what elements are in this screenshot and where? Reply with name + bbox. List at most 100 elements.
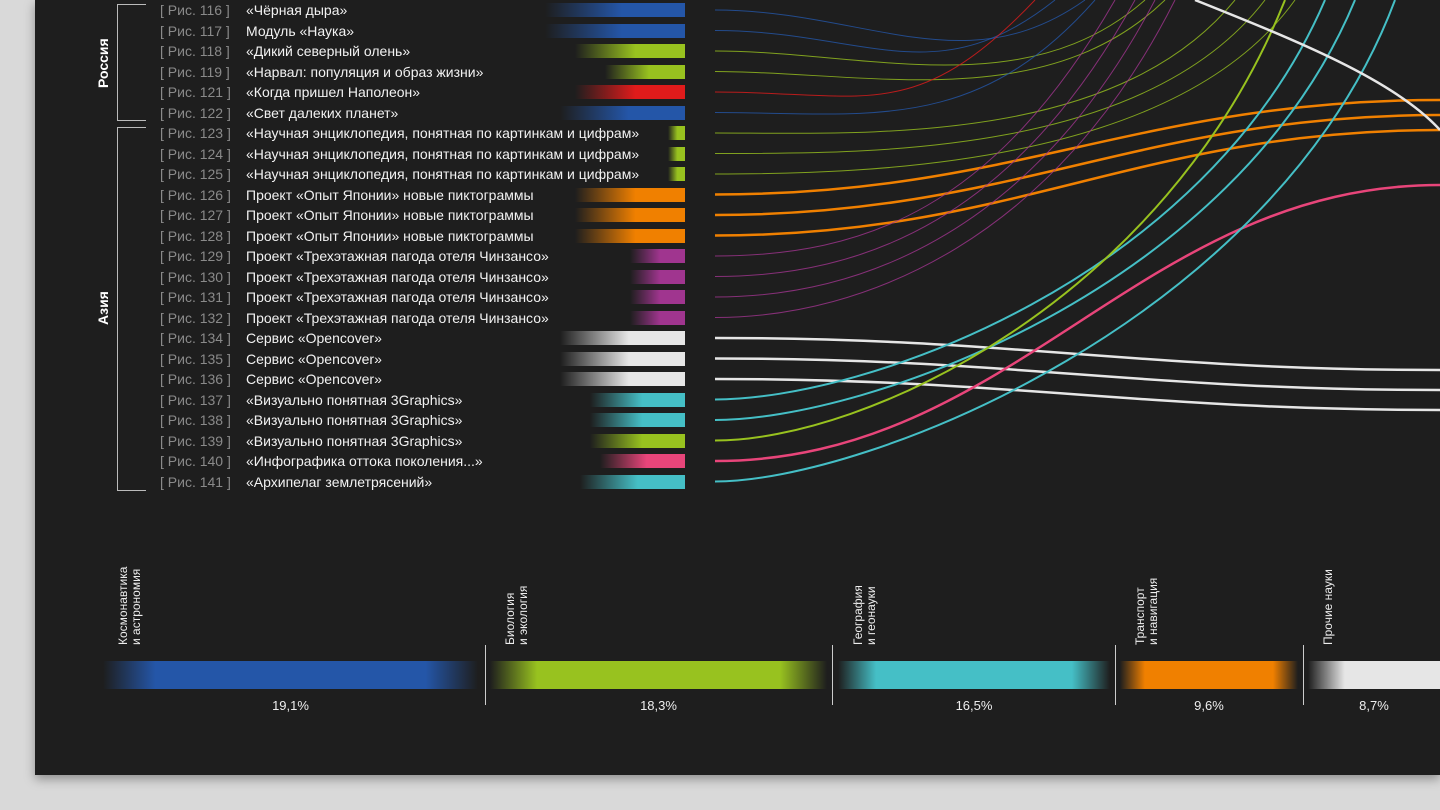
category-divider [1303, 645, 1304, 705]
figure-bar [575, 187, 685, 202]
figure-ref: [ Рис. 137 ] [160, 391, 231, 408]
connection-curve [714, 0, 1056, 53]
figure-bar [668, 146, 685, 161]
connection-curve [714, 0, 1286, 442]
category-percent: 18,3% [640, 698, 677, 713]
figure-bar [630, 249, 685, 263]
figure-ref: [ Рис. 119 ] [160, 63, 230, 80]
figure-bar [590, 392, 685, 407]
connection-curve [714, 0, 1266, 155]
figure-title: «Научная энциклопедия, понятная по карти… [246, 145, 640, 162]
figure-bar [575, 44, 685, 58]
figure-ref: [ Рис. 141 ] [160, 473, 231, 490]
category-label: Прочие науки [1321, 569, 1335, 645]
region-label-russia: Россия [95, 38, 111, 88]
figure-bar [668, 126, 685, 140]
category-divider [485, 645, 486, 705]
figure-title: Проект «Трехэтажная пагода отеля Чинзанс… [246, 289, 549, 305]
figure-ref: [ Рис. 135 ] [160, 350, 231, 367]
figure-ref: [ Рис. 138 ] [160, 412, 231, 428]
category-bar [1308, 661, 1440, 689]
connection-curve [714, 113, 1440, 217]
figure-bar [545, 23, 685, 38]
category-label: Транспорт и навигация [1133, 577, 1160, 645]
figure-bar [580, 474, 685, 489]
infographic-poster: [ Рис. 116 ] «Чёрная дыра» [ Рис. 117 ] Мод… [35, 0, 1440, 775]
figure-ref: [ Рис. 123 ] [160, 125, 231, 141]
figure-bar [575, 228, 685, 243]
connection-curve [714, 183, 1440, 463]
category-percent: 19,1% [272, 698, 309, 713]
figure-bar [560, 372, 685, 386]
figure-title: Проект «Опыт Японии» новые пиктограммы [246, 227, 534, 244]
figure-title: «Нарвал: популяция и образ жизни» [246, 63, 484, 80]
figure-title: «Визуально понятная 3Graphics» [246, 391, 463, 408]
figure-ref: [ Рис. 124 ] [160, 145, 231, 162]
figure-ref: [ Рис. 116 ] [160, 2, 230, 18]
figure-title: Сервис «Opencover» [246, 371, 382, 387]
figure-ref: [ Рис. 130 ] [160, 268, 231, 285]
figure-bar [560, 351, 685, 366]
figure-ref: [ Рис. 140 ] [160, 453, 231, 469]
category-label-line: Прочие науки [1321, 569, 1335, 645]
figure-bar [590, 413, 685, 427]
figure-ref: [ Рис. 139 ] [160, 432, 231, 449]
figure-ref: [ Рис. 128 ] [160, 227, 231, 244]
figure-title: Сервис «Opencover» [246, 330, 382, 346]
figure-bar [575, 85, 685, 99]
figure-ref: [ Рис. 117 ] [160, 22, 230, 39]
figure-title: «Научная энциклопедия, понятная по карти… [246, 125, 640, 141]
connection-curve [714, 0, 1096, 115]
figure-ref: [ Рис. 134 ] [160, 330, 231, 346]
figure-bar [590, 433, 685, 448]
category-label-line: и навигация [1146, 577, 1160, 645]
figure-ref: [ Рис. 131 ] [160, 289, 231, 305]
region-bracket-russia [117, 4, 146, 121]
category-divider [1115, 645, 1116, 705]
figure-title: «Свет далеких планет» [246, 104, 399, 121]
figure-bar [600, 454, 685, 468]
category-percent: 8,7% [1359, 698, 1389, 713]
category-percent: 9,6% [1194, 698, 1224, 713]
category-label-line: и астрономия [129, 568, 143, 645]
figure-title: Проект «Опыт Японии» новые пиктограммы [246, 186, 534, 203]
region-bracket-asia [117, 127, 146, 491]
category-label-line: и геонауки [864, 586, 878, 645]
figure-ref: [ Рис. 121 ] [160, 84, 231, 100]
category-bar [490, 661, 827, 689]
figure-bar [630, 269, 685, 284]
connection-curve [714, 0, 1396, 483]
figure-ref: [ Рис. 132 ] [160, 309, 231, 326]
figure-bar [560, 331, 685, 345]
figure-title: «Научная энциклопедия, понятная по карти… [246, 166, 640, 182]
figure-ref: [ Рис. 118 ] [160, 43, 230, 59]
figure-ref: [ Рис. 136 ] [160, 371, 231, 387]
figure-bar [630, 290, 685, 304]
figure-title: «Чёрная дыра» [246, 2, 348, 18]
figure-title: «Когда пришел Наполеон» [246, 84, 421, 100]
figure-bar [630, 310, 685, 325]
figure-title: Проект «Опыт Японии» новые пиктограммы [246, 207, 534, 223]
category-bar [1120, 661, 1298, 689]
figure-title: Модуль «Наука» [246, 22, 355, 39]
figure-title: «Архипелаг землетрясений» [246, 473, 433, 490]
category-label-line: и экология [516, 585, 530, 645]
figure-ref: [ Рис. 127 ] [160, 207, 231, 223]
category-bar [103, 661, 478, 689]
figure-title: Проект «Трехэтажная пагода отеля Чинзанс… [246, 248, 549, 264]
figure-ref: [ Рис. 125 ] [160, 166, 231, 182]
category-label: Биология и экология [503, 585, 530, 645]
category-label: Космонавтика и астрономия [116, 567, 143, 645]
figure-bar [545, 3, 685, 17]
figure-ref: [ Рис. 129 ] [160, 248, 231, 264]
figure-ref: [ Рис. 126 ] [160, 186, 231, 203]
figure-title: «Инфографика оттока поколения...» [246, 453, 483, 469]
figure-title: Сервис «Opencover» [246, 350, 382, 367]
figure-bar [575, 208, 685, 222]
region-label-asia: Азия [95, 291, 111, 325]
figure-title: Проект «Трехэтажная пагода отеля Чинзанс… [246, 309, 549, 326]
category-percent: 16,5% [955, 698, 993, 713]
figure-title: Проект «Трехэтажная пагода отеля Чинзанс… [246, 268, 549, 285]
category-bar [838, 661, 1110, 689]
category-divider [832, 645, 833, 705]
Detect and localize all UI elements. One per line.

::::

■ Aim of the exercise: Transcribe every line of the records above word for word, leaving out the pictures.

■ The reply:
what elements are in this screenshot and where? Reply with name + bbox. List at most 100 elements.
category-divider [1303, 645, 1304, 705]
figure-bar [575, 187, 685, 202]
figure-ref: [ Рис. 137 ] [160, 391, 231, 408]
connection-curve [714, 0, 1056, 53]
figure-bar [668, 146, 685, 161]
connection-curve [714, 0, 1286, 442]
category-percent: 18,3% [640, 698, 677, 713]
figure-bar [630, 249, 685, 263]
figure-ref: [ Рис. 119 ] [160, 63, 230, 80]
figure-bar [590, 392, 685, 407]
connection-curve [714, 0, 1266, 155]
figure-title: «Научная энциклопедия, понятная по карти… [246, 145, 640, 162]
figure-bar [575, 44, 685, 58]
figure-ref: [ Рис. 141 ] [160, 473, 231, 490]
category-label: Прочие науки [1321, 569, 1335, 645]
region-label-russia: Россия [95, 38, 111, 88]
figure-bar [668, 126, 685, 140]
category-divider [485, 645, 486, 705]
figure-title: Проект «Трехэтажная пагода отеля Чинзанс… [246, 289, 549, 305]
figure-ref: [ Рис. 135 ] [160, 350, 231, 367]
figure-ref: [ Рис. 138 ] [160, 412, 231, 428]
category-bar [1308, 661, 1440, 689]
connection-curve [714, 113, 1440, 217]
figure-bar [545, 23, 685, 38]
category-label: Транспорт и навигация [1133, 577, 1160, 645]
figure-bar [580, 474, 685, 489]
infographic-poster: [ Рис. 116 ] «Чёрная дыра» [ Рис. 117 ] Мод… [35, 0, 1440, 775]
figure-ref: [ Рис. 123 ] [160, 125, 231, 141]
figure-bar [575, 228, 685, 243]
connection-curve [714, 183, 1440, 463]
category-percent: 19,1% [272, 698, 309, 713]
figure-bar [560, 372, 685, 386]
figure-title: Проект «Опыт Японии» новые пиктограммы [246, 227, 534, 244]
figure-title: «Нарвал: популяция и образ жизни» [246, 63, 484, 80]
figure-title: «Визуально понятная 3Graphics» [246, 391, 463, 408]
figure-ref: [ Рис. 124 ] [160, 145, 231, 162]
figure-ref: [ Рис. 116 ] [160, 2, 230, 18]
figure-title: Сервис «Opencover» [246, 371, 382, 387]
figure-ref: [ Рис. 130 ] [160, 268, 231, 285]
figure-bar [560, 351, 685, 366]
figure-ref: [ Рис. 140 ] [160, 453, 231, 469]
category-label-line: Прочие науки [1321, 569, 1335, 645]
figure-bar [590, 413, 685, 427]
figure-ref: [ Рис. 139 ] [160, 432, 231, 449]
figure-ref: [ Рис. 128 ] [160, 227, 231, 244]
figure-title: Сервис «Opencover» [246, 330, 382, 346]
figure-bar [575, 85, 685, 99]
figure-ref: [ Рис. 117 ] [160, 22, 230, 39]
figure-title: «Научная энциклопедия, понятная по карти… [246, 125, 640, 141]
connection-curve [714, 0, 1096, 115]
figure-ref: [ Рис. 134 ] [160, 330, 231, 346]
figure-bar [590, 433, 685, 448]
category-label-line: и навигация [1146, 577, 1160, 645]
figure-ref: [ Рис. 131 ] [160, 289, 231, 305]
region-bracket-russia [117, 4, 146, 121]
category-divider [1115, 645, 1116, 705]
figure-title: «Свет далеких планет» [246, 104, 399, 121]
figure-bar [600, 454, 685, 468]
category-percent: 8,7% [1359, 698, 1389, 713]
category-percent: 9,6% [1194, 698, 1224, 713]
category-label-line: и астрономия [129, 568, 143, 645]
figure-title: Проект «Опыт Японии» новые пиктограммы [246, 186, 534, 203]
region-bracket-asia [117, 127, 146, 491]
category-label-line: и геонауки [864, 586, 878, 645]
figure-ref: [ Рис. 121 ] [160, 84, 231, 100]
category-bar [490, 661, 827, 689]
figure-bar [630, 269, 685, 284]
connection-curve [714, 0, 1396, 483]
figure-ref: [ Рис. 132 ] [160, 309, 231, 326]
figure-bar [560, 331, 685, 345]
figure-title: «Научная энциклопедия, понятная по карти… [246, 166, 640, 182]
figure-ref: [ Рис. 118 ] [160, 43, 230, 59]
figure-ref: [ Рис. 136 ] [160, 371, 231, 387]
figure-bar [630, 290, 685, 304]
figure-title: «Чёрная дыра» [246, 2, 348, 18]
figure-title: «Когда пришел Наполеон» [246, 84, 421, 100]
figure-bar [630, 310, 685, 325]
figure-title: Проект «Опыт Японии» новые пиктограммы [246, 207, 534, 223]
category-bar [1120, 661, 1298, 689]
figure-title: Модуль «Наука» [246, 22, 355, 39]
figure-title: «Архипелаг землетрясений» [246, 473, 433, 490]
category-label-line: и экология [516, 585, 530, 645]
figure-ref: [ Рис. 127 ] [160, 207, 231, 223]
category-bar [103, 661, 478, 689]
figure-title: Проект «Трехэтажная пагода отеля Чинзанс… [246, 248, 549, 264]
figure-ref: [ Рис. 125 ] [160, 166, 231, 182]
category-label: Биология и экология [503, 585, 530, 645]
category-label: Космонавтика и астрономия [116, 567, 143, 645]
figure-bar [545, 3, 685, 17]
figure-ref: [ Рис. 129 ] [160, 248, 231, 264]
figure-ref: [ Рис. 126 ] [160, 186, 231, 203]
figure-title: «Инфографика оттока поколения...» [246, 453, 483, 469]
figure-title: Сервис «Opencover» [246, 350, 382, 367]
figure-bar [575, 208, 685, 222]
region-label-asia: Азия [95, 291, 111, 325]
figure-title: Проект «Трехэтажная пагода отеля Чинзанс… [246, 309, 549, 326]
category-percent: 16,5% [955, 698, 993, 713]
figure-title: Проект «Трехэтажная пагода отеля Чинзанс… [246, 268, 549, 285]
category-bar [838, 661, 1110, 689]
category-divider [832, 645, 833, 705]
Detect and localize all UI elements. One per line.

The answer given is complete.